• Task requirements: Identify each line in the records below that contains the word "this", and copy it.

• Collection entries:
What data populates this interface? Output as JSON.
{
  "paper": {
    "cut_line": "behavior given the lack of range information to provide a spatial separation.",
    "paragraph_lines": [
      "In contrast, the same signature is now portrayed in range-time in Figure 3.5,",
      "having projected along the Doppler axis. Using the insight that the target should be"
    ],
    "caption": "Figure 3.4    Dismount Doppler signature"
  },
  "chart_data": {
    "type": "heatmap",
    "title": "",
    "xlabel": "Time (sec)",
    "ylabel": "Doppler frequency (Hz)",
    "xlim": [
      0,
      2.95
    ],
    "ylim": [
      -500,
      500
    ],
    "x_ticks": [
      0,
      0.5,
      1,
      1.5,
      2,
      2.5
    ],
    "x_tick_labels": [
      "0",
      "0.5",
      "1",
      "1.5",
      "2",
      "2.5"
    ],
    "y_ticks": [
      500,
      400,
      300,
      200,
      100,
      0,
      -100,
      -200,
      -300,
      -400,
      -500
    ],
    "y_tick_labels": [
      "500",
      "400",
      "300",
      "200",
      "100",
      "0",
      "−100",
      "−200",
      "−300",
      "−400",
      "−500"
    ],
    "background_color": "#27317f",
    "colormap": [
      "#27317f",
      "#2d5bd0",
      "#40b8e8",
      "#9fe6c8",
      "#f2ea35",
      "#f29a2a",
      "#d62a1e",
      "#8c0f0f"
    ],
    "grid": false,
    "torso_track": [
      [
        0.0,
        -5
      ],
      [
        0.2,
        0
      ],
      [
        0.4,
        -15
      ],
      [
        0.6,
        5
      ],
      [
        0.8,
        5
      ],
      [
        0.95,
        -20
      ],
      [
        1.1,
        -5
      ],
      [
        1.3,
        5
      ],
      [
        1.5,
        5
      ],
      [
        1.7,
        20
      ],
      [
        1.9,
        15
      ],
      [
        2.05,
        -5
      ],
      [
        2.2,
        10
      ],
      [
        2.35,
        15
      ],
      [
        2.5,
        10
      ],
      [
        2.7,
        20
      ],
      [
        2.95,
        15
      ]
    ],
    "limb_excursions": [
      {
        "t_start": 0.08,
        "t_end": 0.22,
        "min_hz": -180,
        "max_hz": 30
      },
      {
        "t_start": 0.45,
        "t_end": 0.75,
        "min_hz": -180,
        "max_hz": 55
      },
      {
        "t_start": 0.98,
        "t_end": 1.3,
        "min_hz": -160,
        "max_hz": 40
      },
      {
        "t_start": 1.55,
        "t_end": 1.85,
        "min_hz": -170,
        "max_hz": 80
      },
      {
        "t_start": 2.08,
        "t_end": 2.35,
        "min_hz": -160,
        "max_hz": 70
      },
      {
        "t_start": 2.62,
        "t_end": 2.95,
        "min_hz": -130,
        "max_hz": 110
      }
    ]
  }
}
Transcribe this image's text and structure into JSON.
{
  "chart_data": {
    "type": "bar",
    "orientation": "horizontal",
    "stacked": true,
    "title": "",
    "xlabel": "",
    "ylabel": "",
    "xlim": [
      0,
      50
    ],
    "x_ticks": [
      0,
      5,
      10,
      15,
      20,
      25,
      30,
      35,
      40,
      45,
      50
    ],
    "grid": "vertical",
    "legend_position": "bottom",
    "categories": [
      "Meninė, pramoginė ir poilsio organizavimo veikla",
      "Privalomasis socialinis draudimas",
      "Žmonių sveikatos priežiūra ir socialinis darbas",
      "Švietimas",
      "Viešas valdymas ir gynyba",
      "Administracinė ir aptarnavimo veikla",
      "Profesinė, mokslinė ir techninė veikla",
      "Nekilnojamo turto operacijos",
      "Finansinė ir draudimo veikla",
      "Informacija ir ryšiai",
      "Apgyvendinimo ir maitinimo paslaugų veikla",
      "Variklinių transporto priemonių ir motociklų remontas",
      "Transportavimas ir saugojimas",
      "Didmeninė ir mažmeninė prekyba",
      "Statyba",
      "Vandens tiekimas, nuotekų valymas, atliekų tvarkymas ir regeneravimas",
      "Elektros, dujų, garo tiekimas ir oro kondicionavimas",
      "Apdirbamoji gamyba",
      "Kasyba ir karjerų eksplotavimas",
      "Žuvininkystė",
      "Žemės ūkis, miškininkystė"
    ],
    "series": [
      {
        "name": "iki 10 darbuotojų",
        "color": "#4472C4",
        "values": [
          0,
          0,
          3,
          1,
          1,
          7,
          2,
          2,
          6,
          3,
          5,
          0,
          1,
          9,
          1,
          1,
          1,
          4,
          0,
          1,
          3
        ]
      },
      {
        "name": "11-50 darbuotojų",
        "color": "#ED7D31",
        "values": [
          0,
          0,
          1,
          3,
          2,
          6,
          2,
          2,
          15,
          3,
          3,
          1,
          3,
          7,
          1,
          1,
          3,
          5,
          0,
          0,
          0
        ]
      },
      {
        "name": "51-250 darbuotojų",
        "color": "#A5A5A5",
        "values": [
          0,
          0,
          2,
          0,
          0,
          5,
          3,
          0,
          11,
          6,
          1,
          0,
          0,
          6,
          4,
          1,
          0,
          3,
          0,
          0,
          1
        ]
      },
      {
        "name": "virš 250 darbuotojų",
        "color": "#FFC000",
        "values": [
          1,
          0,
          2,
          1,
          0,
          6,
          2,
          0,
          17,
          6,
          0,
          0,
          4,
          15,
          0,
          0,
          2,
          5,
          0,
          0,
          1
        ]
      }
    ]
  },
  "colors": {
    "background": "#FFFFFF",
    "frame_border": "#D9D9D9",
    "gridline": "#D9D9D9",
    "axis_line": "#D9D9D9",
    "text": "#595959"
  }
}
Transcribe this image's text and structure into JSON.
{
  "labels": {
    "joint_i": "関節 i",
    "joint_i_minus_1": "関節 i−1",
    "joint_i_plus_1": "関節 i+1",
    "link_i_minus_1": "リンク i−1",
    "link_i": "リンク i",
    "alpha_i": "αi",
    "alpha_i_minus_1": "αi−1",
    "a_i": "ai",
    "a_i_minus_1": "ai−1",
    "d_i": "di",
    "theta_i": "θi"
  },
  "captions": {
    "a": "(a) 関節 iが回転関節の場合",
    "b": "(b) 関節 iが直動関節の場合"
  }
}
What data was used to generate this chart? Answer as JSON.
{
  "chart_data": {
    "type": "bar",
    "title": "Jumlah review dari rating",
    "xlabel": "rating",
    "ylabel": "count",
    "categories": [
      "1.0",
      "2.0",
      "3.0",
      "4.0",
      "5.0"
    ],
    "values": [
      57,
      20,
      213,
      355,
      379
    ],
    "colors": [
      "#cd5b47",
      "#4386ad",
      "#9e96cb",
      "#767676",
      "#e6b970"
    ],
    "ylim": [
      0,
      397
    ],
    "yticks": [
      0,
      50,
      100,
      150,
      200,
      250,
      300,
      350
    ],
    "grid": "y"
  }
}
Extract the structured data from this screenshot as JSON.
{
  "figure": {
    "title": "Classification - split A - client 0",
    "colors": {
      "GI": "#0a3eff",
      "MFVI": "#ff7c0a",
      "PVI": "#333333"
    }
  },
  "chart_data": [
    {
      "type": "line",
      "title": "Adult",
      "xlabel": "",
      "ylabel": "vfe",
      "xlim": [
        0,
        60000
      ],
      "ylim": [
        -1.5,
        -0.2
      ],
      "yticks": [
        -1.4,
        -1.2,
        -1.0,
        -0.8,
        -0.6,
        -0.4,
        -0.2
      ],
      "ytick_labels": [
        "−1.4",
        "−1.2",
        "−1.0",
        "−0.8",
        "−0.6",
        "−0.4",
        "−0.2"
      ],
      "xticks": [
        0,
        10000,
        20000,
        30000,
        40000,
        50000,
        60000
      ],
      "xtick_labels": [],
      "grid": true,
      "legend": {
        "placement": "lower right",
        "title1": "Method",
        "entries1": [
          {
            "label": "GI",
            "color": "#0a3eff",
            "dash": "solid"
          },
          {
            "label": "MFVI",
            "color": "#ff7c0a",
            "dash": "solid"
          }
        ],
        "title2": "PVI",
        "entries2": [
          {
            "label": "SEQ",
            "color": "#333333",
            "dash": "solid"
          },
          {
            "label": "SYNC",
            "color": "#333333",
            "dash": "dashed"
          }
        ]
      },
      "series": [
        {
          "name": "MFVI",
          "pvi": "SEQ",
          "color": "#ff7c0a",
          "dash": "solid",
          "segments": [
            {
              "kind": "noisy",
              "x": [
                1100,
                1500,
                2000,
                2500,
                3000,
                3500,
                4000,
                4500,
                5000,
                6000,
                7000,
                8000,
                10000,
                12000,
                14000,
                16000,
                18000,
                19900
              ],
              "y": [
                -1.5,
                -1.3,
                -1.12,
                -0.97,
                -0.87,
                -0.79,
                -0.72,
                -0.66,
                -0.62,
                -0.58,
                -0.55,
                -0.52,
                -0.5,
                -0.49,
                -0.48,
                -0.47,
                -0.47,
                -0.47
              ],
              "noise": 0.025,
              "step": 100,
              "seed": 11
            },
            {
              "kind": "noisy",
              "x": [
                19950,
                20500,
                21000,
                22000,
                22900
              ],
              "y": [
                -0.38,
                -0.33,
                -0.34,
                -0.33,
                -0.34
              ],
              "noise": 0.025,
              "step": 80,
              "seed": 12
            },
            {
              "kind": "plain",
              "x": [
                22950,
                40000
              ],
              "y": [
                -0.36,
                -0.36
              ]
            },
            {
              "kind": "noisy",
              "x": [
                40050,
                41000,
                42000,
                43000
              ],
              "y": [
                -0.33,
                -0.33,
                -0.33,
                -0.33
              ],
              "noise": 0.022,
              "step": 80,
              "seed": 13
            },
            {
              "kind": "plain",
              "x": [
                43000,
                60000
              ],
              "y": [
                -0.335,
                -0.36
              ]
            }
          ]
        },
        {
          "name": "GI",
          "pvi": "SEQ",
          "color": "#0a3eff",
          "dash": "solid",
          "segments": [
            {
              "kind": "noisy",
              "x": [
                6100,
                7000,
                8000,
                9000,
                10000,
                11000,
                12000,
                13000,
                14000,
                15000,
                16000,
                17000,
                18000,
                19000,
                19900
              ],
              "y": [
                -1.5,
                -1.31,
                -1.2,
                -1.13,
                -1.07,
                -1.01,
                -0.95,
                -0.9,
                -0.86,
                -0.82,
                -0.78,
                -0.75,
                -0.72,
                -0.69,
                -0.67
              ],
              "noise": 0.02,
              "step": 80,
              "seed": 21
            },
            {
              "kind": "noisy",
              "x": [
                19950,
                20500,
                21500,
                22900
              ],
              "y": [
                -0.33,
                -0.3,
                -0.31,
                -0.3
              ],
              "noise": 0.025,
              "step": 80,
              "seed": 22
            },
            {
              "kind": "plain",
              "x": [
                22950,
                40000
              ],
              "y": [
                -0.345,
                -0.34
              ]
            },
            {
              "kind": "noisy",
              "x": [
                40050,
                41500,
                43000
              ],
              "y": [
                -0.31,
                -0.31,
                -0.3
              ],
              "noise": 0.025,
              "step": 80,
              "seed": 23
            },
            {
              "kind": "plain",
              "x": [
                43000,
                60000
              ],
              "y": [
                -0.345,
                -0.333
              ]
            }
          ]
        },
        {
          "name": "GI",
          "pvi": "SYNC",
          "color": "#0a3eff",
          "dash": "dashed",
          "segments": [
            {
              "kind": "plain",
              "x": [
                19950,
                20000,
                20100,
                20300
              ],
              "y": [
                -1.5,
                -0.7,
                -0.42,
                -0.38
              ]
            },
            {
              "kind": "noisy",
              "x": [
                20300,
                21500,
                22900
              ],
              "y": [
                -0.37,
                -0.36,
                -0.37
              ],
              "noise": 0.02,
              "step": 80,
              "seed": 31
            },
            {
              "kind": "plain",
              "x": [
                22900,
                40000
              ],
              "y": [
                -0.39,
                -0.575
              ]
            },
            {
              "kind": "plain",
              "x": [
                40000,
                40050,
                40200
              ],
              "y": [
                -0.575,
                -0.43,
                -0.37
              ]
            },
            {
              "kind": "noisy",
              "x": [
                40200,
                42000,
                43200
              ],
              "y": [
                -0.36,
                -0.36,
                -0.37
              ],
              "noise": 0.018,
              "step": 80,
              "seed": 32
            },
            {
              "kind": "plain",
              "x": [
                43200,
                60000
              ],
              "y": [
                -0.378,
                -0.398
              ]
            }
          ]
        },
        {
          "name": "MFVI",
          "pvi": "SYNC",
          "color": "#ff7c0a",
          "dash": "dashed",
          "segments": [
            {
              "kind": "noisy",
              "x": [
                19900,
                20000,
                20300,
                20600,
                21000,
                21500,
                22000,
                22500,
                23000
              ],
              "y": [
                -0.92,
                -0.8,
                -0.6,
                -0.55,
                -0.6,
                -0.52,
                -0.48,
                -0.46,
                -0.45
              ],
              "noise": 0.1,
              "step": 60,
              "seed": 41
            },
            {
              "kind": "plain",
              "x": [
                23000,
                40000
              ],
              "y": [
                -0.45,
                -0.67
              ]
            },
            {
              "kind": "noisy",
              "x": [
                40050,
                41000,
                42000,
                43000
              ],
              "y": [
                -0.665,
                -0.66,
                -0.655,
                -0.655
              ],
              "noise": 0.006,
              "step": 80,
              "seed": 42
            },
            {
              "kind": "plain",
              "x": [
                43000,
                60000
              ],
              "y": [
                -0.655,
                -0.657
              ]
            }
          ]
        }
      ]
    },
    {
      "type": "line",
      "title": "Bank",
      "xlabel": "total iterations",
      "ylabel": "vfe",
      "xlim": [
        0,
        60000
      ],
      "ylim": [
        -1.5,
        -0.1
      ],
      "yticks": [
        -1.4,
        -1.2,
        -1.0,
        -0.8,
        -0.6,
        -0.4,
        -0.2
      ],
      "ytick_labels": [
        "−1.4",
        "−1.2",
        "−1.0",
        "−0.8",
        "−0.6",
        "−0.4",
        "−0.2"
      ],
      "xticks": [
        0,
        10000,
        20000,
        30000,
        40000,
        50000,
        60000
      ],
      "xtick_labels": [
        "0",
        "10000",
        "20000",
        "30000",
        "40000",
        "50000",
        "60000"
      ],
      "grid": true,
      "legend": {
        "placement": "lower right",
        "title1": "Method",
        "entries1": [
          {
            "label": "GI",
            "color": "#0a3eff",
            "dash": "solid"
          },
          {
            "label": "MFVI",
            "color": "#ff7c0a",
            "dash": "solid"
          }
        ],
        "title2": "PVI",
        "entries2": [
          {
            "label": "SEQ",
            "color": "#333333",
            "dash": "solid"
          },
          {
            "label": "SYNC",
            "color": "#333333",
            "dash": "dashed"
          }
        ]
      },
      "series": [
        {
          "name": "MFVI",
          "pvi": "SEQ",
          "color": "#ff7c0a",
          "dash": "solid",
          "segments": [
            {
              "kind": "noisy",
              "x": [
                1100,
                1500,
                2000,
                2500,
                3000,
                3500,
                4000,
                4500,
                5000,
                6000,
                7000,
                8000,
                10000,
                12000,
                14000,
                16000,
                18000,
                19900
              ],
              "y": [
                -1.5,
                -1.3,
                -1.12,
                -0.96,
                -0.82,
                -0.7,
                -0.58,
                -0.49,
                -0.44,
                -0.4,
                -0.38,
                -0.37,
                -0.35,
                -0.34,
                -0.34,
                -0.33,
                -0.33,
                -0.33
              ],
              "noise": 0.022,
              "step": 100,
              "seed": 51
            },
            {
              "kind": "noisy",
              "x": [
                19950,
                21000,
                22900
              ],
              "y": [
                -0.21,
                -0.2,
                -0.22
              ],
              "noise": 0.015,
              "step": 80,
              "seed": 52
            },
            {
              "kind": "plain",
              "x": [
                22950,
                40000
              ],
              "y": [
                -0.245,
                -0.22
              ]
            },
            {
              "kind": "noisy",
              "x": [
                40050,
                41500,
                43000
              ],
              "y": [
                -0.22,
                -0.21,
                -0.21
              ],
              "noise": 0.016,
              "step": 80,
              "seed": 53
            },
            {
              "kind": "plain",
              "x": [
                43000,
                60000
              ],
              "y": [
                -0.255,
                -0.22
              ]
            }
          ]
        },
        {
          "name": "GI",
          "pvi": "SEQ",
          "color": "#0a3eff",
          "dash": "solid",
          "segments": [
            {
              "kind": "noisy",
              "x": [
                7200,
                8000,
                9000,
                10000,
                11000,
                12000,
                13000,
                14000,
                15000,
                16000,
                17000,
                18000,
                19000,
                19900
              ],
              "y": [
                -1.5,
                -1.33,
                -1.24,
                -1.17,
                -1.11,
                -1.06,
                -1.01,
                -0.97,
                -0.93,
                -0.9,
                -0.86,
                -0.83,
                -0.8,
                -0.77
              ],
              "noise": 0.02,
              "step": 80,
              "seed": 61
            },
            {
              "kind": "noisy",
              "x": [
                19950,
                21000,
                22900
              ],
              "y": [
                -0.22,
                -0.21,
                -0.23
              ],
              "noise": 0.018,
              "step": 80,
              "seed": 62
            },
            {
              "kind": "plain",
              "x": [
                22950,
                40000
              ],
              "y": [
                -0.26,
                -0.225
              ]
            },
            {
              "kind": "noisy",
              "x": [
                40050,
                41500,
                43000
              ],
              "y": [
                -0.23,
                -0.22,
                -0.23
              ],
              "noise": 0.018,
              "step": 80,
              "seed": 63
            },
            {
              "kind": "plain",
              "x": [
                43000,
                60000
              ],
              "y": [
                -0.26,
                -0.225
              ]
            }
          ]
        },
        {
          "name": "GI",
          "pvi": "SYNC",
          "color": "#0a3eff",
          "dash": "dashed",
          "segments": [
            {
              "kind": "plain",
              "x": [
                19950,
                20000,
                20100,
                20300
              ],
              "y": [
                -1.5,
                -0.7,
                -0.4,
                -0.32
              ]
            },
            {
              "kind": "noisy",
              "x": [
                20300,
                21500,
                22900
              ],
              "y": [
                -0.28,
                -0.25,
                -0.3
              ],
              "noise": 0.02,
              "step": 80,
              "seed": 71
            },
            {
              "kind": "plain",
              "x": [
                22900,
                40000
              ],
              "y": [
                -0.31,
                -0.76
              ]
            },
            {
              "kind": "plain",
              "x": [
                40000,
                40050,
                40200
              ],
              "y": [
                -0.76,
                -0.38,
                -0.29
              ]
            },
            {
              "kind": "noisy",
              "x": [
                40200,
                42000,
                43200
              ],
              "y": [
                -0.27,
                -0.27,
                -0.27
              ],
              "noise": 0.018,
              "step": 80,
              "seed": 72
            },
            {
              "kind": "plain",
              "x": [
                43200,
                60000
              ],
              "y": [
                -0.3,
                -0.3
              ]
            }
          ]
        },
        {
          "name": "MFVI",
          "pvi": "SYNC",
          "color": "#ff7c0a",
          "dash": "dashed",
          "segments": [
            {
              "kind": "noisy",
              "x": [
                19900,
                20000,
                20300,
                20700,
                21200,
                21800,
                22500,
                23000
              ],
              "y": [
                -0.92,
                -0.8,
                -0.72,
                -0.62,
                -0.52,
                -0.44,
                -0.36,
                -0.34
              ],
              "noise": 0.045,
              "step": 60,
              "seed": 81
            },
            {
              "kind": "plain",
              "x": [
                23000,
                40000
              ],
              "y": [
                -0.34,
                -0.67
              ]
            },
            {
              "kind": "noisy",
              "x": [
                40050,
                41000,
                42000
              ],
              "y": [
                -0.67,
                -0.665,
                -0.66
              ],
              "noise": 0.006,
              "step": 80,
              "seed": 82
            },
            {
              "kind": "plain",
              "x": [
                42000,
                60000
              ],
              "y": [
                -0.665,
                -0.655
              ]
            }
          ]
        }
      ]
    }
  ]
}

• Task result:
What data populates this interface? Output as JSON.
Transcribe this image's text and structure into JSON.
Transcribe this image's text and structure into JSON.
What data was used to generate this chart? Answer as JSON.
Extract the structured data from this screenshot as JSON.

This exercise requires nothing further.